• [WHAT IS ASKED]: Reproduce the listing below exactly, minus its pictures.

[Stored data]
-----

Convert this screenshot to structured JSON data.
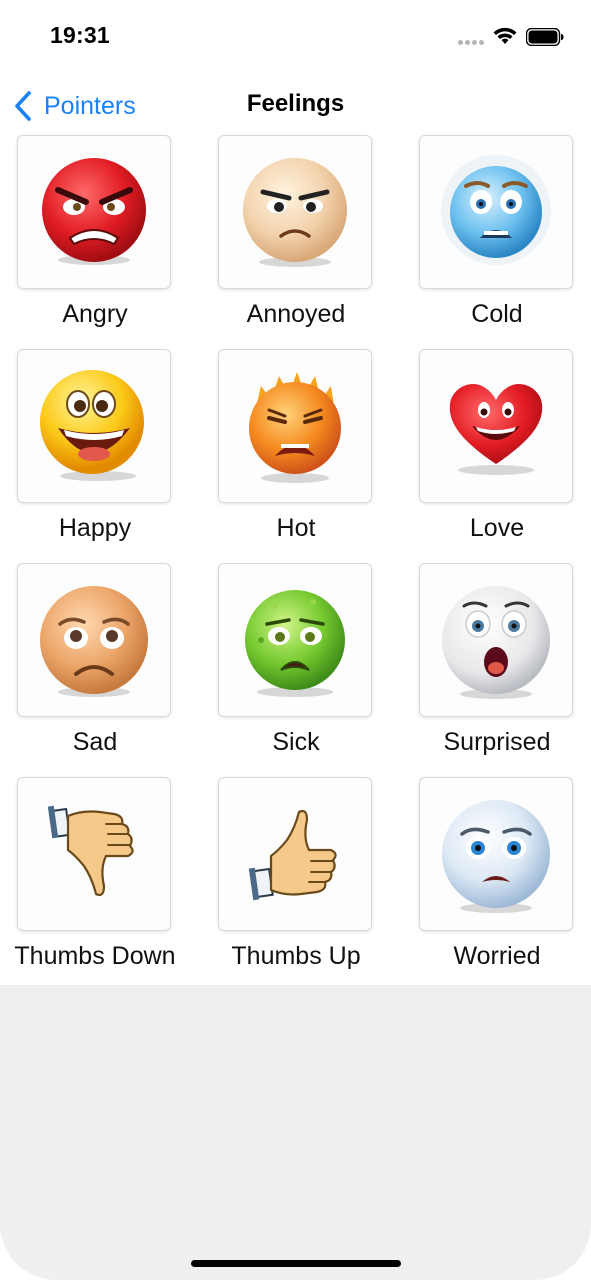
{
  "status_bar": {
    "time": "19:31",
    "icons": [
      "signal-dots-icon",
      "wifi-icon",
      "battery-icon"
    ]
  },
  "nav": {
    "back_label": "Pointers",
    "back_icon": "chevron-left-icon",
    "title": "Feelings",
    "accent_color": "#1a82f7"
  },
  "items": [
    {
      "label": "Angry",
      "icon": "angry-face-icon"
    },
    {
      "label": "Annoyed",
      "icon": "annoyed-face-icon"
    },
    {
      "label": "Cold",
      "icon": "cold-face-icon"
    },
    {
      "label": "Happy",
      "icon": "happy-face-icon"
    },
    {
      "label": "Hot",
      "icon": "hot-face-icon"
    },
    {
      "label": "Love",
      "icon": "heart-face-icon"
    },
    {
      "label": "Sad",
      "icon": "sad-face-icon"
    },
    {
      "label": "Sick",
      "icon": "sick-face-icon"
    },
    {
      "label": "Surprised",
      "icon": "surprised-face-icon"
    },
    {
      "label": "Thumbs Down",
      "icon": "thumbs-down-icon"
    },
    {
      "label": "Thumbs Up",
      "icon": "thumbs-up-icon"
    },
    {
      "label": "Worried",
      "icon": "worried-face-icon"
    }
  ]
}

-----

• [EXERCISE RESPONSE]:
Convert this screenshot to structured JSON data.
{
  "status_bar": {
    "time": "19:31",
    "icons": [
      "signal-dots-icon",
      "wifi-icon",
      "battery-icon"
    ]
  },
  "nav": {
    "back_label": "Pointers",
    "back_icon": "chevron-left-icon",
    "title": "Feelings",
    "accent_color": "#1a82f7"
  },
  "items": [
    {
      "label": "Angry",
      "icon": "angry-face-icon"
    },
    {
      "label": "Annoyed",
      "icon": "annoyed-face-icon"
    },
    {
      "label": "Cold",
      "icon": "cold-face-icon"
    },
    {
      "label": "Happy",
      "icon": "happy-face-icon"
    },
    {
      "label": "Hot",
      "icon": "hot-face-icon"
    },
    {
      "label": "Love",
      "icon": "heart-face-icon"
    },
    {
      "label": "Sad",
      "icon": "sad-face-icon"
    },
    {
      "label": "Sick",
      "icon": "sick-face-icon"
    },
    {
      "label": "Surprised",
      "icon": "surprised-face-icon"
    },
    {
      "label": "Thumbs Down",
      "icon": "thumbs-down-icon"
    },
    {
      "label": "Thumbs Up",
      "icon": "thumbs-up-icon"
    },
    {
      "label": "Worried",
      "icon": "worried-face-icon"
    }
  ]
}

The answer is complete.